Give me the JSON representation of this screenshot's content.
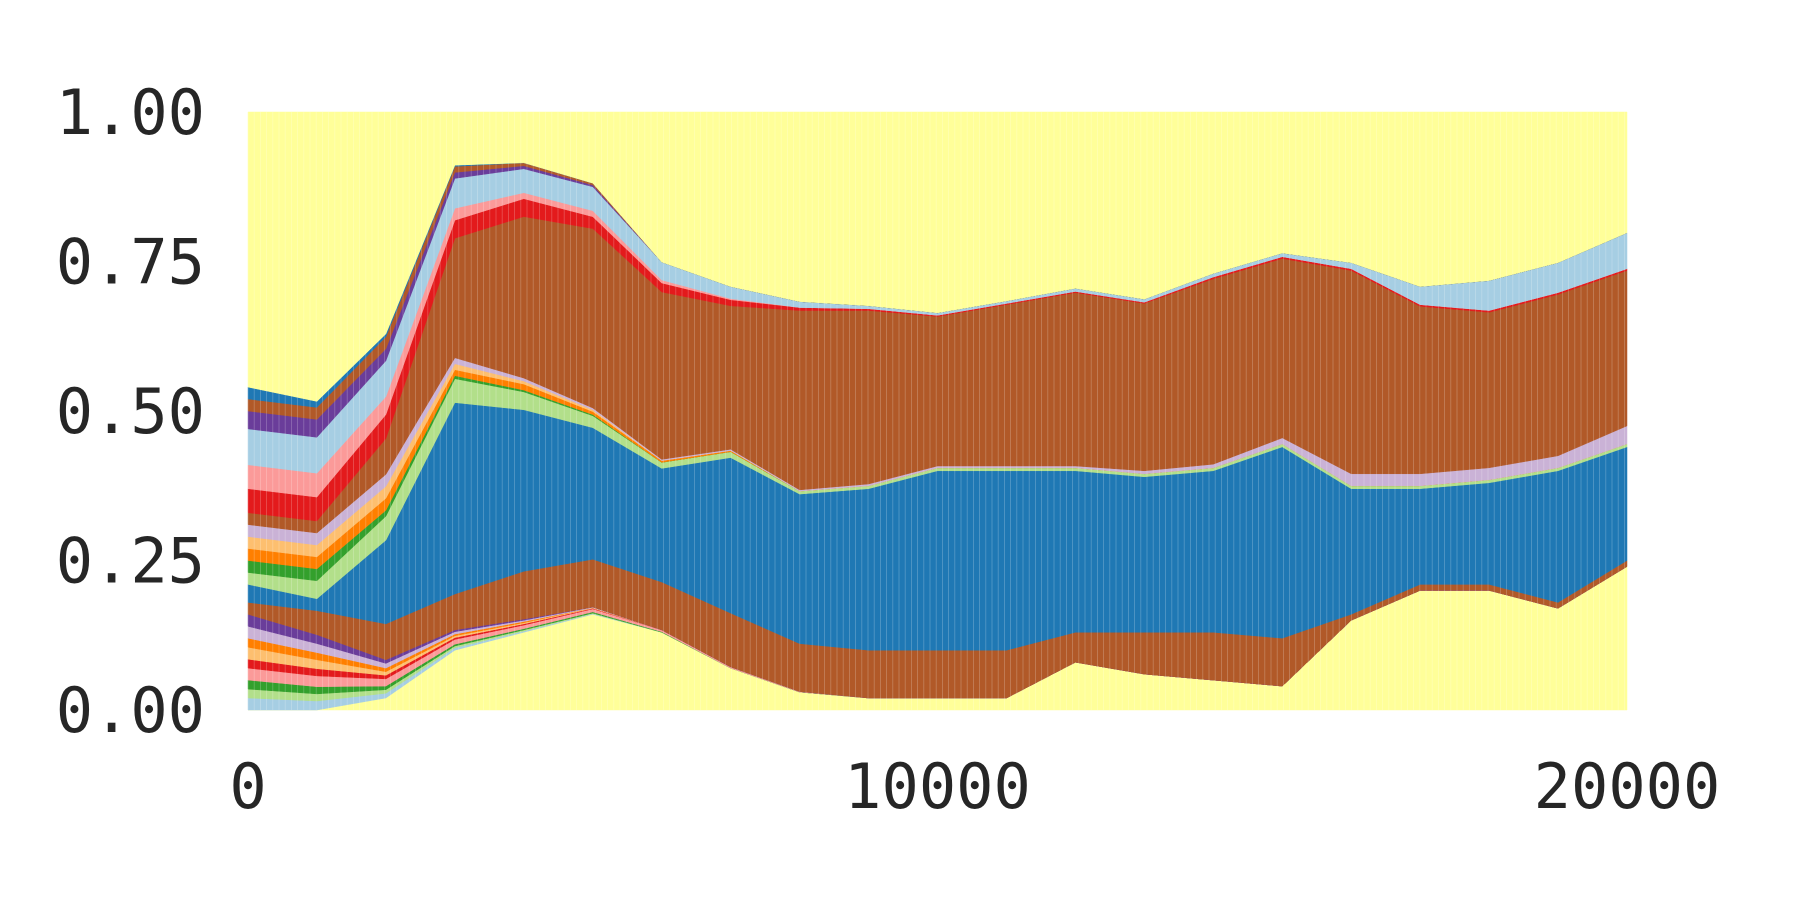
{
  "chart_data": {
    "type": "area",
    "stacked": true,
    "normalized": true,
    "title": "",
    "xlabel": "",
    "ylabel": "",
    "xlim": [
      0,
      20000
    ],
    "ylim": [
      0,
      1
    ],
    "x_ticks": [
      {
        "value": 0,
        "label": "0"
      },
      {
        "value": 10000,
        "label": "10000"
      },
      {
        "value": 20000,
        "label": "20000"
      }
    ],
    "y_ticks": [
      {
        "value": 0,
        "label": "0.00"
      },
      {
        "value": 0.25,
        "label": "0.25"
      },
      {
        "value": 0.5,
        "label": "0.50"
      },
      {
        "value": 0.75,
        "label": "0.75"
      },
      {
        "value": 1,
        "label": "1.00"
      }
    ],
    "grid": false,
    "legend": "none",
    "x": [
      0,
      1000,
      2000,
      3000,
      4000,
      5000,
      6000,
      7000,
      8000,
      9000,
      10000,
      11000,
      12000,
      13000,
      14000,
      15000,
      16000,
      17000,
      18000,
      19000,
      20000
    ],
    "series": [
      {
        "name": "yellow bottom",
        "color": "#ffff99",
        "values": [
          0.0,
          0.0,
          0.02,
          0.1,
          0.13,
          0.16,
          0.13,
          0.07,
          0.03,
          0.02,
          0.02,
          0.02,
          0.08,
          0.06,
          0.05,
          0.04,
          0.15,
          0.2,
          0.2,
          0.17,
          0.24
        ]
      },
      {
        "name": "light blue bottom",
        "color": "#a6cee3",
        "values": [
          0.02,
          0.015,
          0.008,
          0.004,
          0.002,
          0.001,
          0,
          0,
          0,
          0,
          0,
          0,
          0,
          0,
          0,
          0,
          0,
          0,
          0,
          0,
          0
        ]
      },
      {
        "name": "light green bottom",
        "color": "#b2df8a",
        "values": [
          0.015,
          0.012,
          0.006,
          0.003,
          0.002,
          0.001,
          0,
          0,
          0,
          0,
          0,
          0,
          0,
          0,
          0,
          0,
          0,
          0,
          0,
          0,
          0
        ]
      },
      {
        "name": "green bottom",
        "color": "#33a02c",
        "values": [
          0.015,
          0.012,
          0.006,
          0.003,
          0.002,
          0.002,
          0.001,
          0,
          0,
          0,
          0,
          0,
          0,
          0,
          0,
          0,
          0,
          0,
          0,
          0,
          0
        ]
      },
      {
        "name": "pink bottom",
        "color": "#fb9a99",
        "values": [
          0.02,
          0.018,
          0.012,
          0.008,
          0.006,
          0.005,
          0.003,
          0.002,
          0.001,
          0,
          0,
          0,
          0,
          0,
          0,
          0,
          0,
          0,
          0,
          0,
          0
        ]
      },
      {
        "name": "red bottom",
        "color": "#e31a1c",
        "values": [
          0.015,
          0.012,
          0.006,
          0.003,
          0.002,
          0.001,
          0,
          0,
          0,
          0,
          0,
          0,
          0,
          0,
          0,
          0,
          0,
          0,
          0,
          0,
          0
        ]
      },
      {
        "name": "peach bottom",
        "color": "#fdbf6f",
        "values": [
          0.02,
          0.015,
          0.006,
          0.003,
          0.002,
          0.001,
          0,
          0,
          0,
          0,
          0,
          0,
          0,
          0,
          0,
          0,
          0,
          0,
          0,
          0,
          0
        ]
      },
      {
        "name": "orange bottom",
        "color": "#ff7f00",
        "values": [
          0.015,
          0.012,
          0.006,
          0.003,
          0.002,
          0,
          0,
          0,
          0,
          0,
          0,
          0,
          0,
          0,
          0,
          0,
          0,
          0,
          0,
          0,
          0
        ]
      },
      {
        "name": "lavender bottom",
        "color": "#cab2d6",
        "values": [
          0.02,
          0.015,
          0.008,
          0.004,
          0.002,
          0.001,
          0,
          0,
          0,
          0,
          0,
          0,
          0,
          0,
          0,
          0,
          0,
          0,
          0,
          0,
          0
        ]
      },
      {
        "name": "purple bottom",
        "color": "#6a3d9a",
        "values": [
          0.02,
          0.015,
          0.006,
          0.003,
          0.002,
          0,
          0,
          0,
          0,
          0,
          0,
          0,
          0,
          0,
          0,
          0,
          0,
          0,
          0,
          0,
          0
        ]
      },
      {
        "name": "brown lower",
        "color": "#b15928",
        "values": [
          0.02,
          0.04,
          0.06,
          0.06,
          0.08,
          0.08,
          0.08,
          0.09,
          0.08,
          0.08,
          0.08,
          0.08,
          0.05,
          0.07,
          0.08,
          0.08,
          0.01,
          0.01,
          0.01,
          0.01,
          0.01
        ]
      },
      {
        "name": "blue",
        "color": "#1f78b4",
        "values": [
          0.03,
          0.02,
          0.14,
          0.32,
          0.27,
          0.22,
          0.19,
          0.26,
          0.25,
          0.27,
          0.3,
          0.3,
          0.27,
          0.26,
          0.27,
          0.32,
          0.21,
          0.16,
          0.17,
          0.22,
          0.19
        ]
      },
      {
        "name": "light green upper",
        "color": "#b2df8a",
        "values": [
          0.02,
          0.03,
          0.04,
          0.04,
          0.03,
          0.02,
          0.01,
          0.01,
          0.005,
          0.005,
          0.005,
          0.005,
          0.005,
          0.005,
          0.005,
          0.005,
          0.005,
          0.005,
          0.005,
          0.005,
          0.005
        ]
      },
      {
        "name": "green upper",
        "color": "#33a02c",
        "values": [
          0.02,
          0.02,
          0.01,
          0.005,
          0.003,
          0.002,
          0,
          0,
          0,
          0,
          0,
          0,
          0,
          0,
          0,
          0,
          0,
          0,
          0,
          0,
          0
        ]
      },
      {
        "name": "orange upper",
        "color": "#ff7f00",
        "values": [
          0.02,
          0.02,
          0.02,
          0.01,
          0.01,
          0.005,
          0.003,
          0.002,
          0,
          0,
          0,
          0,
          0,
          0,
          0,
          0,
          0,
          0,
          0,
          0,
          0
        ]
      },
      {
        "name": "peach upper",
        "color": "#fdbf6f",
        "values": [
          0.02,
          0.02,
          0.02,
          0.01,
          0.005,
          0.003,
          0,
          0,
          0,
          0,
          0,
          0,
          0,
          0,
          0,
          0,
          0,
          0,
          0,
          0,
          0
        ]
      },
      {
        "name": "lavender upper",
        "color": "#cab2d6",
        "values": [
          0.02,
          0.02,
          0.02,
          0.01,
          0.005,
          0.003,
          0.002,
          0.002,
          0.002,
          0.003,
          0.003,
          0.003,
          0.003,
          0.005,
          0.006,
          0.01,
          0.02,
          0.02,
          0.02,
          0.02,
          0.03
        ]
      },
      {
        "name": "brown upper",
        "color": "#b15928",
        "values": [
          0.02,
          0.02,
          0.06,
          0.2,
          0.27,
          0.3,
          0.28,
          0.24,
          0.3,
          0.29,
          0.25,
          0.27,
          0.29,
          0.28,
          0.31,
          0.3,
          0.34,
          0.28,
          0.26,
          0.27,
          0.26
        ]
      },
      {
        "name": "red upper",
        "color": "#e31a1c",
        "values": [
          0.04,
          0.04,
          0.04,
          0.03,
          0.03,
          0.02,
          0.015,
          0.01,
          0.005,
          0.003,
          0.002,
          0.002,
          0.002,
          0.002,
          0.003,
          0.003,
          0.003,
          0.003,
          0.003,
          0.003,
          0.003
        ]
      },
      {
        "name": "pink upper",
        "color": "#fb9a99",
        "values": [
          0.04,
          0.04,
          0.03,
          0.02,
          0.01,
          0.01,
          0.005,
          0.002,
          0,
          0,
          0,
          0,
          0,
          0,
          0,
          0,
          0,
          0,
          0,
          0,
          0
        ]
      },
      {
        "name": "light blue upper",
        "color": "#a6cee3",
        "values": [
          0.06,
          0.06,
          0.06,
          0.05,
          0.04,
          0.04,
          0.03,
          0.02,
          0.01,
          0.005,
          0.004,
          0.004,
          0.005,
          0.005,
          0.006,
          0.006,
          0.01,
          0.03,
          0.05,
          0.05,
          0.06
        ]
      },
      {
        "name": "purple upper",
        "color": "#6a3d9a",
        "values": [
          0.03,
          0.03,
          0.02,
          0.01,
          0.005,
          0.003,
          0,
          0,
          0,
          0,
          0,
          0,
          0,
          0,
          0,
          0,
          0,
          0,
          0,
          0,
          0
        ]
      },
      {
        "name": "brown top",
        "color": "#b15928",
        "values": [
          0.02,
          0.02,
          0.02,
          0.01,
          0.005,
          0.003,
          0,
          0,
          0,
          0,
          0,
          0,
          0,
          0,
          0,
          0,
          0,
          0,
          0,
          0,
          0
        ]
      },
      {
        "name": "blue top",
        "color": "#1f78b4",
        "values": [
          0.02,
          0.01,
          0.005,
          0.002,
          0,
          0,
          0,
          0,
          0,
          0,
          0,
          0,
          0,
          0,
          0,
          0,
          0,
          0,
          0,
          0,
          0
        ]
      },
      {
        "name": "yellow top",
        "color": "#ffff99",
        "values": [
          0,
          0,
          0,
          0,
          0,
          0,
          0,
          0,
          0,
          0,
          0,
          0,
          0,
          0,
          0,
          0,
          0,
          0,
          0,
          0,
          0
        ]
      }
    ]
  }
}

_ _ _ _ _ _ _

▶ Exercise requirements:
Count the lines of the data that include the string "green", and give only that number.

▶ Task response:
4